REQUIREMENT ▸ Reproduce the records below word for word, from the line containing "Extract all elements" down through the line containing "x-tick-label: 0: [145, 776, 154, 793]", including both of those lines. Leave out the pictures.

ENTRIES SHOWN ▸
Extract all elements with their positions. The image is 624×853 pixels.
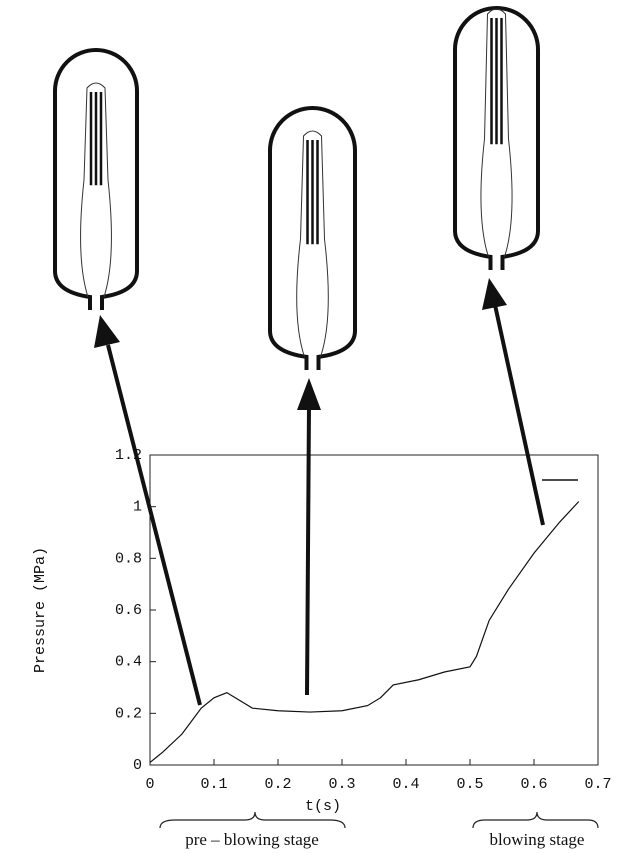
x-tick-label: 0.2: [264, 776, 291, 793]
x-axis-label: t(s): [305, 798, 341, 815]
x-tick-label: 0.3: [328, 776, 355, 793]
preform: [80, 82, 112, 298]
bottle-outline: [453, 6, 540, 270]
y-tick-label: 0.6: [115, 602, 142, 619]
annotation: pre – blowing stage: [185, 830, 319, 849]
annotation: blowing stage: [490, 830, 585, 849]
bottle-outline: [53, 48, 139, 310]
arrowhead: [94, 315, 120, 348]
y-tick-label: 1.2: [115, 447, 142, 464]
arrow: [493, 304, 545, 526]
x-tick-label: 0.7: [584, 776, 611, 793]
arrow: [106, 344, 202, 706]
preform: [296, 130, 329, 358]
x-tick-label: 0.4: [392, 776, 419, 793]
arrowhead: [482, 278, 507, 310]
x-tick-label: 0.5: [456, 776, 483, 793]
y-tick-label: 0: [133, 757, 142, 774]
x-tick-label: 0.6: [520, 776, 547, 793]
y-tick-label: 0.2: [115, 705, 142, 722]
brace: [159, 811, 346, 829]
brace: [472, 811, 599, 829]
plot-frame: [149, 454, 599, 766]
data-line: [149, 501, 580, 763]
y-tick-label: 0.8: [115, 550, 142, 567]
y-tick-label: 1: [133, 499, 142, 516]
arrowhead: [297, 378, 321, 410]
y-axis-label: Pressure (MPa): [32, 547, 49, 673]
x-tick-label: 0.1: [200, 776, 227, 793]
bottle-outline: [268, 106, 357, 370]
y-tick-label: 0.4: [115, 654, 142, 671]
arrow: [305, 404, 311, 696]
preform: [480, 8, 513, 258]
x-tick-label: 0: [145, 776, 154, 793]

==

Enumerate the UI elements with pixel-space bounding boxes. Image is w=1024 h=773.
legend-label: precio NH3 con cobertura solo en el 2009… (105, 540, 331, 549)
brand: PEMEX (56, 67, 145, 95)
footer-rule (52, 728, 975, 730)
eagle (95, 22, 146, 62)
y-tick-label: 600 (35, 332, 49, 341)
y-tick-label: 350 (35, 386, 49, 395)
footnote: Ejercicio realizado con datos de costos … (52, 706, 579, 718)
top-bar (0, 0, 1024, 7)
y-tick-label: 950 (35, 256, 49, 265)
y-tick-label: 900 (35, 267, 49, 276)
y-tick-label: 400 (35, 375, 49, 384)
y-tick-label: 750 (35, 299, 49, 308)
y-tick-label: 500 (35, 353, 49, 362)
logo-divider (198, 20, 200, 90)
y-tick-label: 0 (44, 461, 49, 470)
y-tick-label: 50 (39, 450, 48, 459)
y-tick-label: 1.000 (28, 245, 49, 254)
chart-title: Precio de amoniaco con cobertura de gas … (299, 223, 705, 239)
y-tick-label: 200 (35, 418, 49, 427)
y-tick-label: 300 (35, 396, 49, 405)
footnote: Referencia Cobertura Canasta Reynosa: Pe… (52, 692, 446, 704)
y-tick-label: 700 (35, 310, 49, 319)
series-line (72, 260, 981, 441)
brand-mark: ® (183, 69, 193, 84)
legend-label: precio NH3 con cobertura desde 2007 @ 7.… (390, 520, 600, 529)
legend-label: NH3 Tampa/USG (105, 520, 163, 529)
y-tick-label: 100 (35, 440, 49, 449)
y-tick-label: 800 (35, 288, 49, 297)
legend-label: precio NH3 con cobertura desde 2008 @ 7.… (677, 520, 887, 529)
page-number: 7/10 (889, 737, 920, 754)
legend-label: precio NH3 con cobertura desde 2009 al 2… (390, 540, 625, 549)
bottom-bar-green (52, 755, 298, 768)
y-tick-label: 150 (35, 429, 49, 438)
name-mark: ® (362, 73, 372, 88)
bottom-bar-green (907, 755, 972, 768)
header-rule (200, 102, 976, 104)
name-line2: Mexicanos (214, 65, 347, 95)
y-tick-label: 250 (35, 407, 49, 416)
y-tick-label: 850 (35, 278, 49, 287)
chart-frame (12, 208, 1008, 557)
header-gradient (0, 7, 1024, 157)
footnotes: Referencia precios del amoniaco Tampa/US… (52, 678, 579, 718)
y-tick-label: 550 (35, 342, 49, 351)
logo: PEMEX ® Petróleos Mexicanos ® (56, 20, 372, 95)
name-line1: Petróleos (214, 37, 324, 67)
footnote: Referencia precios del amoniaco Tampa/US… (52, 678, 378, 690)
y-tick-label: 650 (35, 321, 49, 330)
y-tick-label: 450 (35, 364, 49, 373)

EXERCISE RESPONSE ▸
Extract all elements with their positions. The image is 624×853 pixels.
x-tick-label: 0.2: [264, 776, 291, 793]
x-axis-label: t(s): [305, 798, 341, 815]
x-tick-label: 0.3: [328, 776, 355, 793]
preform: [80, 82, 112, 298]
bottle-outline: [453, 6, 540, 270]
y-tick-label: 0.6: [115, 602, 142, 619]
annotation: pre – blowing stage: [185, 830, 319, 849]
annotation: blowing stage: [490, 830, 585, 849]
bottle-outline: [53, 48, 139, 310]
arrowhead: [94, 315, 120, 348]
y-tick-label: 1.2: [115, 447, 142, 464]
arrow: [493, 304, 545, 526]
x-tick-label: 0.7: [584, 776, 611, 793]
arrow: [106, 344, 202, 706]
preform: [296, 130, 329, 358]
x-tick-label: 0.4: [392, 776, 419, 793]
arrowhead: [482, 278, 507, 310]
x-tick-label: 0.5: [456, 776, 483, 793]
y-tick-label: 0: [133, 757, 142, 774]
x-tick-label: 0.6: [520, 776, 547, 793]
y-tick-label: 0.2: [115, 705, 142, 722]
brace: [159, 811, 346, 829]
brace: [472, 811, 599, 829]
plot-frame: [149, 454, 599, 766]
data-line: [149, 501, 580, 763]
y-tick-label: 0.8: [115, 550, 142, 567]
y-tick-label: 1: [133, 499, 142, 516]
arrowhead: [297, 378, 321, 410]
y-axis-label: Pressure (MPa): [32, 547, 49, 673]
x-tick-label: 0.1: [200, 776, 227, 793]
bottle-outline: [268, 106, 357, 370]
y-tick-label: 0.4: [115, 654, 142, 671]
arrow: [305, 404, 311, 696]
preform: [480, 8, 513, 258]
x-tick-label: 0: [145, 776, 154, 793]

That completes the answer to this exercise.